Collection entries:
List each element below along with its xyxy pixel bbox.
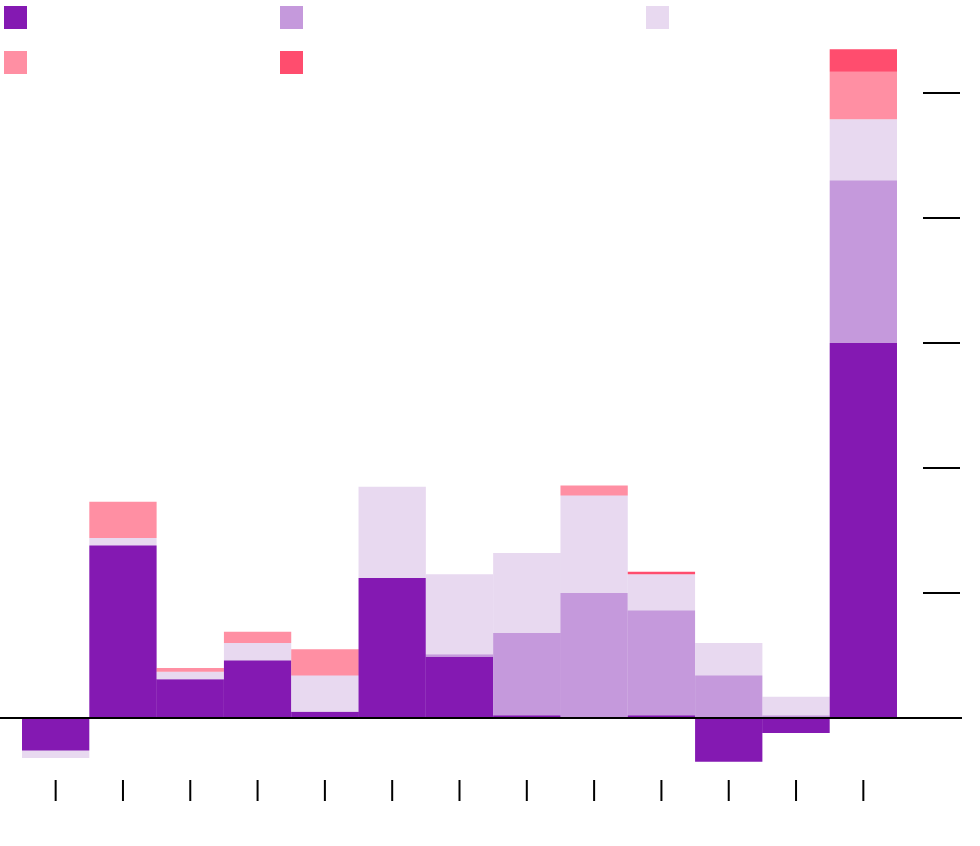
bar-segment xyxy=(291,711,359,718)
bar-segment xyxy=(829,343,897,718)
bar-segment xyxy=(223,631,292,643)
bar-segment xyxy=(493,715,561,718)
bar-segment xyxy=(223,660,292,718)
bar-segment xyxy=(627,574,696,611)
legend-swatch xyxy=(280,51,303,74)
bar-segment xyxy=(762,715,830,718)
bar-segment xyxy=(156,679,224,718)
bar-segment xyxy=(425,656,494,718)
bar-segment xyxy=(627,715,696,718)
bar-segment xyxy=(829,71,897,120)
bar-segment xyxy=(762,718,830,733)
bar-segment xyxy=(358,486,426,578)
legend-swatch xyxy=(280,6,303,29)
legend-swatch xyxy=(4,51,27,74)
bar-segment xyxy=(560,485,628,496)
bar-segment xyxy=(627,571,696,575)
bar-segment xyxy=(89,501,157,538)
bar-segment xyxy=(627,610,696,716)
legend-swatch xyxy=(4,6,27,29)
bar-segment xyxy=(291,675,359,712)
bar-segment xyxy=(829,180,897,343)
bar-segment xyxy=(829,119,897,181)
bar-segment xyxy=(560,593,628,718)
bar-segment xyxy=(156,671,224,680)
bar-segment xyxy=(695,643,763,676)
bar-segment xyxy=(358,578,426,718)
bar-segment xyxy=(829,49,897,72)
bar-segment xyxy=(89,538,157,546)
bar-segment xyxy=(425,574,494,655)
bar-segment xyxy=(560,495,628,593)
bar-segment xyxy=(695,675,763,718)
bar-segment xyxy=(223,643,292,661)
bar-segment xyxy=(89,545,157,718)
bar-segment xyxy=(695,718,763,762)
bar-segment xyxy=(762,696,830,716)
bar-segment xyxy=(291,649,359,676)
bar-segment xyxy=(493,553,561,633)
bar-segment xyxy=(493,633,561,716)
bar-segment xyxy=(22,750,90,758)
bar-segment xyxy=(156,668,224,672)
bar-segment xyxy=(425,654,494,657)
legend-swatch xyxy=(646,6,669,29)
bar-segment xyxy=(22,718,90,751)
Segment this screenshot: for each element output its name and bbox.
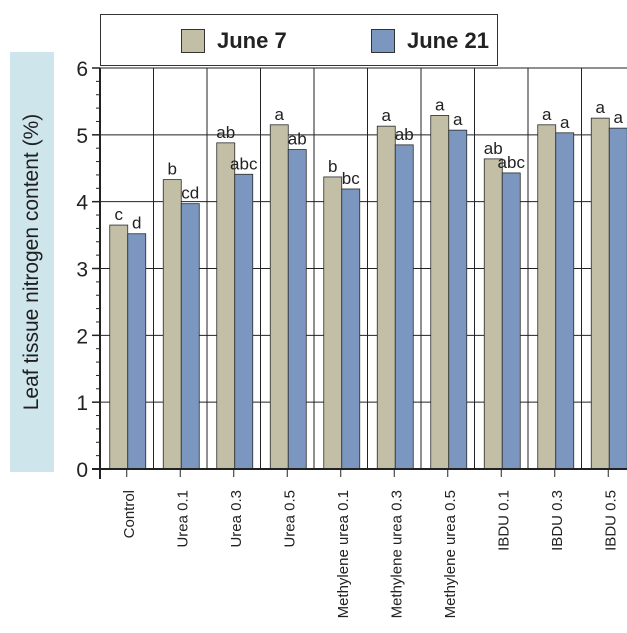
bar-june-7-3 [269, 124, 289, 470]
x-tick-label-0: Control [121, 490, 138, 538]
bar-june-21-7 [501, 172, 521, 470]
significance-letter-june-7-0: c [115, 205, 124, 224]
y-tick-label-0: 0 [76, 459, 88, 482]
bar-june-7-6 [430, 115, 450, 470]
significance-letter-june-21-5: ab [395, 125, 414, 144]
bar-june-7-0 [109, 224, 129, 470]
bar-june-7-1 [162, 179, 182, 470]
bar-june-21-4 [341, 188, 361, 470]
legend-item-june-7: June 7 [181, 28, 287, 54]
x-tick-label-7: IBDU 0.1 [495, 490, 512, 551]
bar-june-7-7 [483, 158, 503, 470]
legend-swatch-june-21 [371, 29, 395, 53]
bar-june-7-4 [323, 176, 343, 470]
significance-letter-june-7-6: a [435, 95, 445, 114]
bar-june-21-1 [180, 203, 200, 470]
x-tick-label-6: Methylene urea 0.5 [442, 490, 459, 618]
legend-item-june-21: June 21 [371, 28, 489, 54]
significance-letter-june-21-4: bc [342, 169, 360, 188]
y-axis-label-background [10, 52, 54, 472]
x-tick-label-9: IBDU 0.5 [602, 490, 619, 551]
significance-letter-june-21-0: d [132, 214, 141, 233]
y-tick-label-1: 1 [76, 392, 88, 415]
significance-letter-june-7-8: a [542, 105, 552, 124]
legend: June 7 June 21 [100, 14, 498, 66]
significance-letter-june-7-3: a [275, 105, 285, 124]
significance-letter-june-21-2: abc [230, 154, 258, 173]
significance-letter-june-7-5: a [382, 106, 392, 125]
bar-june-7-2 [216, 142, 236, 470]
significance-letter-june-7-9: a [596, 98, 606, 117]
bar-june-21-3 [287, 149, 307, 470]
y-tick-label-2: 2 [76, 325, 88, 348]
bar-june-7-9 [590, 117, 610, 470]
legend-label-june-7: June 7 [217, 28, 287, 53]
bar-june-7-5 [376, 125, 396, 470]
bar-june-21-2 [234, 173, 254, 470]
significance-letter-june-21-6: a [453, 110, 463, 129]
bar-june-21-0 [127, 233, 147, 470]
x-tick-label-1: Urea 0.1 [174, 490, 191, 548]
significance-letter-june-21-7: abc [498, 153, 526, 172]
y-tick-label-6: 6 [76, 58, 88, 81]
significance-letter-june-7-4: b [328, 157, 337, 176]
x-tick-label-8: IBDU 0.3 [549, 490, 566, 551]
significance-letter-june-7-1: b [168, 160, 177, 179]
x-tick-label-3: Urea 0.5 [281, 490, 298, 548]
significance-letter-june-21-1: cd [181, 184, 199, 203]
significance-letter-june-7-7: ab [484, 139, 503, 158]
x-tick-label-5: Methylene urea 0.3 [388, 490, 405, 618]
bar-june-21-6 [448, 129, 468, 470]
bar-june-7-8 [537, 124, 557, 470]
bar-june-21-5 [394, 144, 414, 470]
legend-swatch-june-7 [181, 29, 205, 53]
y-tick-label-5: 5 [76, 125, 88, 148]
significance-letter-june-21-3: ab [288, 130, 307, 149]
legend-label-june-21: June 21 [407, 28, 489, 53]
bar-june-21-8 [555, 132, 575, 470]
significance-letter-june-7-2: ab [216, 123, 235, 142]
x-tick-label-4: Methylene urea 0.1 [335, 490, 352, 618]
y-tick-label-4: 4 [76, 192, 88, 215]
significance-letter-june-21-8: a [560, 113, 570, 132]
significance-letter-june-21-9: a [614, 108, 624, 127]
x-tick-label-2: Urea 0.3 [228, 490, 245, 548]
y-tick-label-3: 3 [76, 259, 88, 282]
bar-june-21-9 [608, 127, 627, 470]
* * *
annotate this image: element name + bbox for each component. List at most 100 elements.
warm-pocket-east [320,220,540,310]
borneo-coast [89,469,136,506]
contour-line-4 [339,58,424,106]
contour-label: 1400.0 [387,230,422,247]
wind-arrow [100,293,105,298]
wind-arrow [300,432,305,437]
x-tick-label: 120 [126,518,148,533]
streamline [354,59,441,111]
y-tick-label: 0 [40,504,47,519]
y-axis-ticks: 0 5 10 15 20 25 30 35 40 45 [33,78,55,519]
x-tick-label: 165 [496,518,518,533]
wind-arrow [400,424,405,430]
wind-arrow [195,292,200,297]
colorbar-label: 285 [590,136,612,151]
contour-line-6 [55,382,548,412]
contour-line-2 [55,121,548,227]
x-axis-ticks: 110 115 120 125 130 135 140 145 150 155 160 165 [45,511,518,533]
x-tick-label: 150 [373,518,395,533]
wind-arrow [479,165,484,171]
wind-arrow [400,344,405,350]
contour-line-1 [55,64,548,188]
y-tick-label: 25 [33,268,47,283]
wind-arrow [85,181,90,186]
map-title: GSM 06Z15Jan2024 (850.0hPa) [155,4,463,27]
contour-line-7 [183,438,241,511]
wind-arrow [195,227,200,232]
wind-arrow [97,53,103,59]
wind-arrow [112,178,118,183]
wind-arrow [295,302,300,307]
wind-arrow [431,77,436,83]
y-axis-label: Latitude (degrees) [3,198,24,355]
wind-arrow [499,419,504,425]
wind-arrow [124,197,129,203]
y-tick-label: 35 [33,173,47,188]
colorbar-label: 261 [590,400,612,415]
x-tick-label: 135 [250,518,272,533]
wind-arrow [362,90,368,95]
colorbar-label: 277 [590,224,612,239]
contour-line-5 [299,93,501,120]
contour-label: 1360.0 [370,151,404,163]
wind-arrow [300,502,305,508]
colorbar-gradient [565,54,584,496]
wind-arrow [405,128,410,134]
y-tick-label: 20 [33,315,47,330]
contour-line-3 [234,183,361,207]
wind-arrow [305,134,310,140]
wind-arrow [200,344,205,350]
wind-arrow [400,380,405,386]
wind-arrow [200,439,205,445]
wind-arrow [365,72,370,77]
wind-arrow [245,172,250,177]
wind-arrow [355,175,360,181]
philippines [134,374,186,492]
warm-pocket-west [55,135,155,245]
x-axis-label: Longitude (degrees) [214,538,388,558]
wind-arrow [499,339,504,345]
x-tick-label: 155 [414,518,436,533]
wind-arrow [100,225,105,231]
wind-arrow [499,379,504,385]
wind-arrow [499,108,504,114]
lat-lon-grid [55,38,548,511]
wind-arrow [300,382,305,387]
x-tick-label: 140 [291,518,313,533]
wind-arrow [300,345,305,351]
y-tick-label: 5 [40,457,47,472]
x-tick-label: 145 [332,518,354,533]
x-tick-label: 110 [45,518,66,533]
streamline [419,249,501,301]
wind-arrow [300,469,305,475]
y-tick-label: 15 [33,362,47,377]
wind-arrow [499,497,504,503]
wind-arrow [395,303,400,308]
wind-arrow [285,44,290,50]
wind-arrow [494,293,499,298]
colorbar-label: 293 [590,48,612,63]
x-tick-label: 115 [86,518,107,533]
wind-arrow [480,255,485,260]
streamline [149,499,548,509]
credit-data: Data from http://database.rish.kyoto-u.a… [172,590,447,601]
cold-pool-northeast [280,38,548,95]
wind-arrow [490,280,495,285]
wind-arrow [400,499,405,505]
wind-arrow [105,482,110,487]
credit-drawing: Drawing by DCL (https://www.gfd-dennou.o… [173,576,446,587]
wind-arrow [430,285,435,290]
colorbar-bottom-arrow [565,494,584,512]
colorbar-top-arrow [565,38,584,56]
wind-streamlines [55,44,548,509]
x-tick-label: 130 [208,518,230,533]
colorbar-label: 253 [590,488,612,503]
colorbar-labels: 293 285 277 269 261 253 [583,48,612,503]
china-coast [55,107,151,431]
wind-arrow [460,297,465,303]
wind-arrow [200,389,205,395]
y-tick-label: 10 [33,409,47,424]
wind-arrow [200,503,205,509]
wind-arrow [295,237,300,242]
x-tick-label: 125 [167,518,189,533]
==
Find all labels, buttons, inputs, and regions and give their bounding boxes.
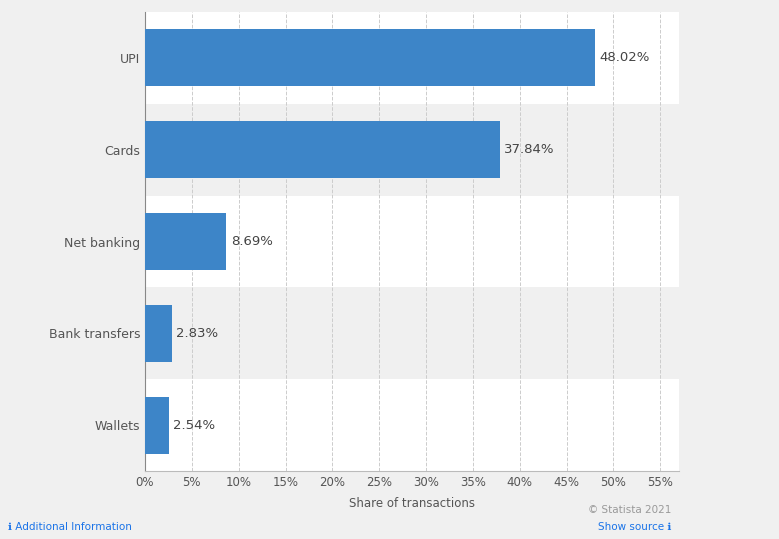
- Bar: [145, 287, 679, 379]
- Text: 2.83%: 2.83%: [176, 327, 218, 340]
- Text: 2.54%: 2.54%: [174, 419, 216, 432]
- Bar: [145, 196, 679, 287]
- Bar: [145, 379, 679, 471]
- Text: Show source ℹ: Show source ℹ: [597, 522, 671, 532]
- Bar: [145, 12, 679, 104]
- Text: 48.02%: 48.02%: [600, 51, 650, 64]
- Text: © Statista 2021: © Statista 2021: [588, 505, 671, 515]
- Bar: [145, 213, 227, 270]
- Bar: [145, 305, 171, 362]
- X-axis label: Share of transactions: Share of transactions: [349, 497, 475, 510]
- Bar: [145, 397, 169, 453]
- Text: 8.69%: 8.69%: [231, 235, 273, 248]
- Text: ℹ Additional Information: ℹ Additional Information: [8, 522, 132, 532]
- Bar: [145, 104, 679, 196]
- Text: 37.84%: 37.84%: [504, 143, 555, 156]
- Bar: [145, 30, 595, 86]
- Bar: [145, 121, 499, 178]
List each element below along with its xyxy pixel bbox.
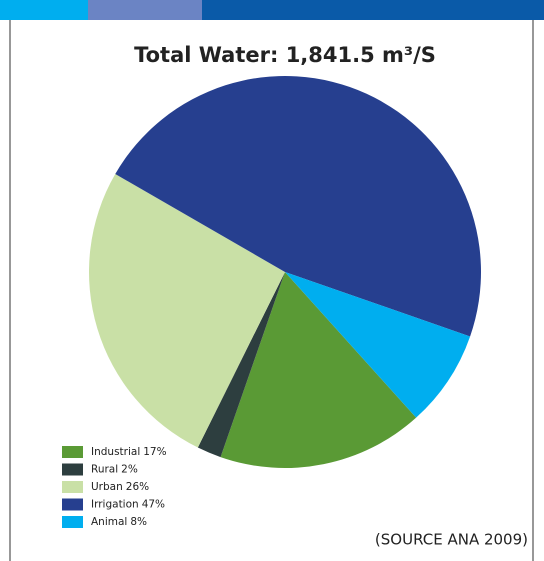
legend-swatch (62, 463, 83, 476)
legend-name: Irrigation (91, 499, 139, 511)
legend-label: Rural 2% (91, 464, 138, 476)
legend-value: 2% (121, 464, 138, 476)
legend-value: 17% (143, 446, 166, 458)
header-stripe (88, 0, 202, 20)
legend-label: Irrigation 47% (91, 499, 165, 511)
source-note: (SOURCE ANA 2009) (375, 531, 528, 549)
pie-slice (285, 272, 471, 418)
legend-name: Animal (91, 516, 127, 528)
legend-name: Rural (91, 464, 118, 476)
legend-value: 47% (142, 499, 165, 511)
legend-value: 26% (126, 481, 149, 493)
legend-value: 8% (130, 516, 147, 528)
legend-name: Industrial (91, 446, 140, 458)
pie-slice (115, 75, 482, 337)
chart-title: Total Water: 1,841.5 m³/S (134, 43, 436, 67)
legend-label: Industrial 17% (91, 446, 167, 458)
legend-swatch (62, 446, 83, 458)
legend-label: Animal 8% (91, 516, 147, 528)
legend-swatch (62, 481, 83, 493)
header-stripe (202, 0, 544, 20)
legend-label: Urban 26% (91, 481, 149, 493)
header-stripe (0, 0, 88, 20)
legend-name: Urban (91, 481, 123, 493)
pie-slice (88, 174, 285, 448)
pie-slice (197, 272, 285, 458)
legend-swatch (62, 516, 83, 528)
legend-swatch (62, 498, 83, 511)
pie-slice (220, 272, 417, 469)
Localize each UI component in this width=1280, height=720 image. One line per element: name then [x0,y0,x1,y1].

● **Your goal**:
Please copy out, character for character, the lines from the one containing "bar-segment xyxy=(291,711,359,718)" to the one containing "Segment this screenshot: for", including both of those lines.

● **Problem solution**:
bar-segment xyxy=(291,711,359,718)
bar-segment xyxy=(829,343,897,718)
bar-segment xyxy=(223,631,292,643)
bar-segment xyxy=(493,715,561,718)
bar-segment xyxy=(223,660,292,718)
bar-segment xyxy=(627,574,696,611)
legend-swatch xyxy=(280,51,303,74)
bar-segment xyxy=(762,715,830,718)
bar-segment xyxy=(156,679,224,718)
bar-segment xyxy=(425,656,494,718)
bar-segment xyxy=(627,715,696,718)
bar-segment xyxy=(829,71,897,120)
bar-segment xyxy=(762,718,830,733)
bar-segment xyxy=(358,486,426,578)
legend-swatch xyxy=(280,6,303,29)
legend-swatch xyxy=(4,51,27,74)
bar-segment xyxy=(560,485,628,496)
bar-segment xyxy=(627,571,696,575)
bar-segment xyxy=(89,501,157,538)
bar-segment xyxy=(627,610,696,716)
legend-swatch xyxy=(4,6,27,29)
bar-segment xyxy=(291,675,359,712)
bar-segment xyxy=(829,180,897,343)
bar-segment xyxy=(829,119,897,181)
bar-segment xyxy=(560,593,628,718)
bar-segment xyxy=(156,671,224,680)
bar-segment xyxy=(695,643,763,676)
bar-segment xyxy=(358,578,426,718)
bar-segment xyxy=(829,49,897,72)
bar-segment xyxy=(89,538,157,546)
bar-segment xyxy=(425,574,494,655)
bar-segment xyxy=(560,495,628,593)
bar-segment xyxy=(695,675,763,718)
bar-segment xyxy=(223,643,292,661)
bar-segment xyxy=(89,545,157,718)
bar-segment xyxy=(695,718,763,762)
bar-segment xyxy=(762,696,830,716)
bar-segment xyxy=(291,649,359,676)
bar-segment xyxy=(493,553,561,633)
bar-segment xyxy=(493,633,561,716)
bar-segment xyxy=(22,750,90,758)
bar-segment xyxy=(156,668,224,672)
bar-segment xyxy=(425,654,494,657)
legend-swatch xyxy=(646,6,669,29)
bar-segment xyxy=(22,718,90,751)
Segment this screenshot: for each element output its name and bbox.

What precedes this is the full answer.